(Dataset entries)
____________
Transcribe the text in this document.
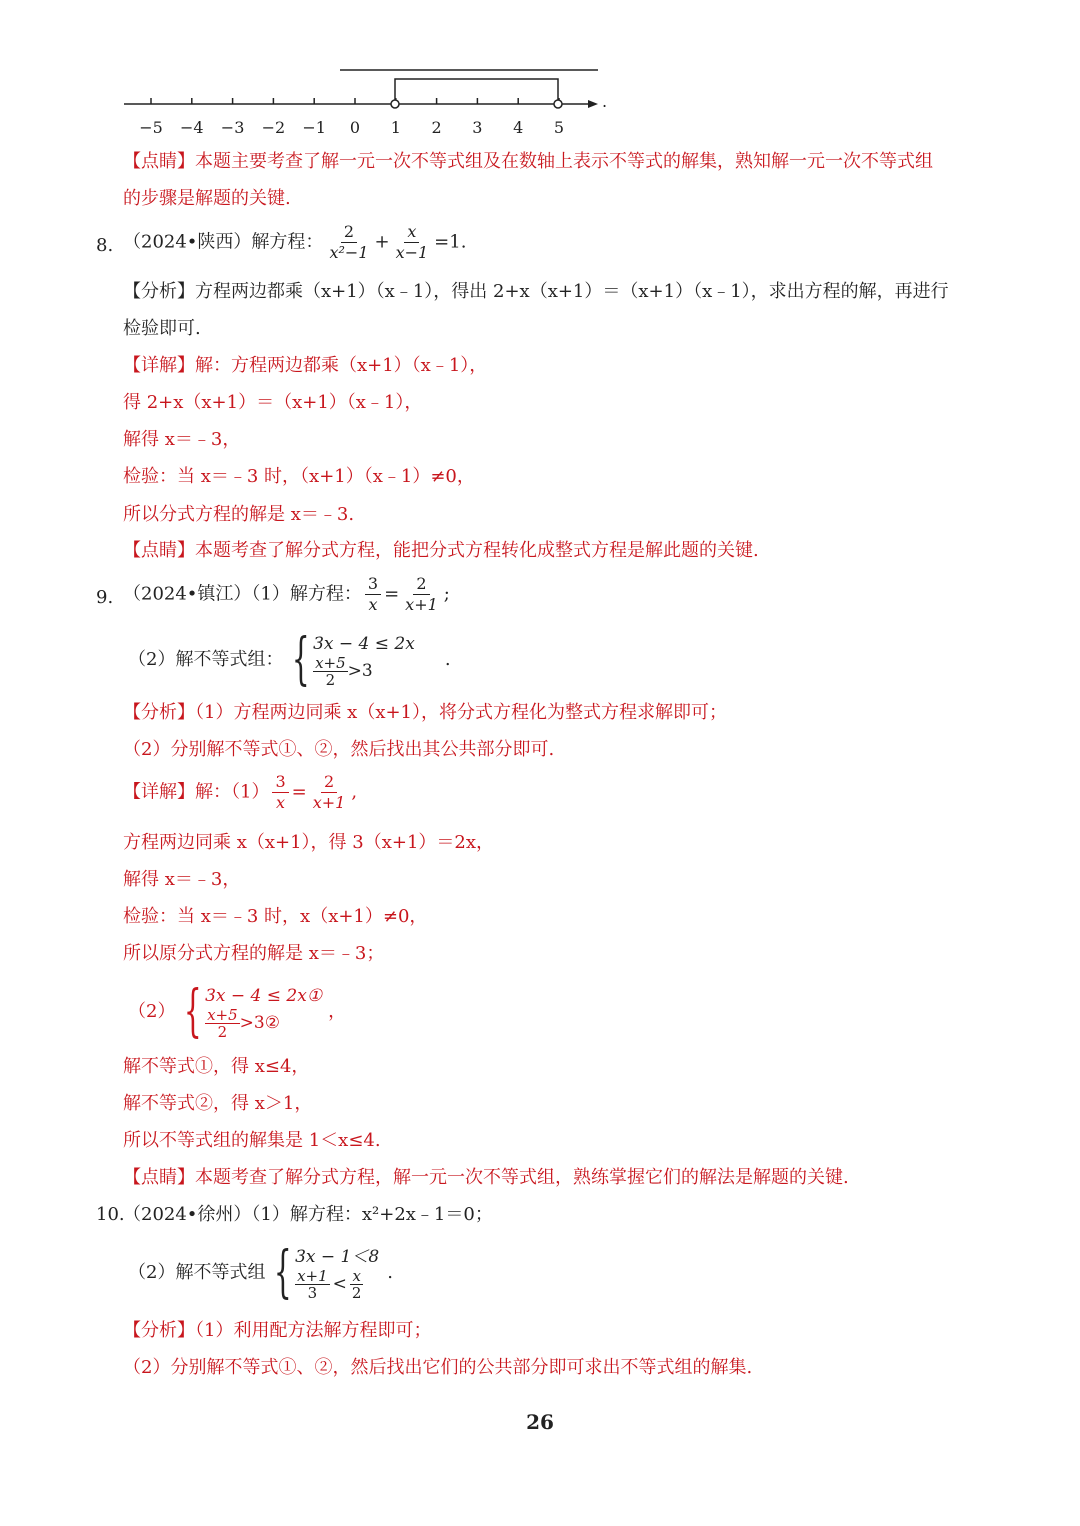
−5 −4 −3 −2 −1 0 1 2 3 4 5
.
【点睛】本题主要考查了解一元一次不等式组及在数轴上表示不等式的解集，熟知解一元一次不等式组
的步骤是解题的关键.
8. （2024•陕西）解方程： $\frac{2}{\text{x²−1}} + \frac{x}{x-1} =1$.
【分析】方程两边都乘（x+1）（x﹣1），得出 2+x（x+1）＝（x+1）（x﹣1），求出方程的解，再进行
检验即可.
【详解】解：方程两边都乘（x+1）（x﹣1），
得 2+x（x+1）＝（x+1）（x﹣1），
解得 x＝﹣3，
检验：当 x＝﹣3 时，（x+1）（x﹣1）≠0，
所以分式方程的解是 x＝﹣3.
【点睛】本题考查了解分式方程，能把分式方程转化成整式方程是解此题的关键.
9. （2024•镇江）（1）解方程： $\frac{3}{x} = \frac{2}{x+1}$ ;
（2）解不等式组： { 3x − 4 ≤ 2x
$\frac{x+5}{2} >3$
.
【分析】（1）方程两边同乘 x（x+1），将分式方程化为整式方程求解即可；
（2）分别解不等式①、②，然后找出其公共部分即可.
【详解】解：$(1) \frac{3}{x} = \frac{2}{x+1}$ ,
方程两边同乘 x（x+1），得 3（x+1）＝2x，
解得 x＝﹣3，
检验：当 x＝﹣3 时，x（x+1）≠0，
所以原分式方程的解是 x＝﹣3；
（2） { 3x − 4 ≤ 2x①
$\frac{x+5}{2}$ >3②
，
解不等式①，得 x≤4，
解不等式②，得 x＞1，
所以不等式组的解集是 1＜x≤4.
【点睛】本题考查了解分式方程，解一元一次不等式组，熟练掌握它们的解法是解题的关键.
10.
（2024•徐州）（1）解方程：x²+2x﹣1＝0；
（2）解不等式组 { 3x − 1＜8
$\frac{x+1}{3} < \frac{x}{2}$ .
【分析】（1）利用配方法解方程即可；
（2）分别解不等式①、②，然后找出它们的公共部分即可求出不等式组的解集.
26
____________
REQUIREMENT:
Can you repeat every record above exactly, apart from the pictures?

FINISHED ANSWER:
Transcribe the text in this document.
−5 −4 −3 −2 −1 0 1 2 3 4 5
.
【点睛】本题主要考查了解一元一次不等式组及在数轴上表示不等式的解集，熟知解一元一次不等式组
的步骤是解题的关键.
8. （2024•陕西）解方程： $\frac{2}{\text{x²−1}} + \frac{x}{x-1} =1$.
【分析】方程两边都乘（x+1）（x﹣1），得出 2+x（x+1）＝（x+1）（x﹣1），求出方程的解，再进行
检验即可.
【详解】解：方程两边都乘（x+1）（x﹣1），
得 2+x（x+1）＝（x+1）（x﹣1），
解得 x＝﹣3，
检验：当 x＝﹣3 时，（x+1）（x﹣1）≠0，
所以分式方程的解是 x＝﹣3.
【点睛】本题考查了解分式方程，能把分式方程转化成整式方程是解此题的关键.
9. （2024•镇江）（1）解方程： $\frac{3}{x} = \frac{2}{x+1}$ ;
（2）解不等式组： { 3x − 4 ≤ 2x
$\frac{x+5}{2} >3$
.
【分析】（1）方程两边同乘 x（x+1），将分式方程化为整式方程求解即可；
（2）分别解不等式①、②，然后找出其公共部分即可.
【详解】解：$(1) \frac{3}{x} = \frac{2}{x+1}$ ,
方程两边同乘 x（x+1），得 3（x+1）＝2x，
解得 x＝﹣3，
检验：当 x＝﹣3 时，x（x+1）≠0，
所以原分式方程的解是 x＝﹣3；
（2） { 3x − 4 ≤ 2x①
$\frac{x+5}{2}$ >3②
，
解不等式①，得 x≤4，
解不等式②，得 x＞1，
所以不等式组的解集是 1＜x≤4.
【点睛】本题考查了解分式方程，解一元一次不等式组，熟练掌握它们的解法是解题的关键.
10.
（2024•徐州）（1）解方程：x²+2x﹣1＝0；
（2）解不等式组 { 3x − 1＜8
$\frac{x+1}{3} < \frac{x}{2}$ .
【分析】（1）利用配方法解方程即可；
（2）分别解不等式①、②，然后找出它们的公共部分即可求出不等式组的解集.
26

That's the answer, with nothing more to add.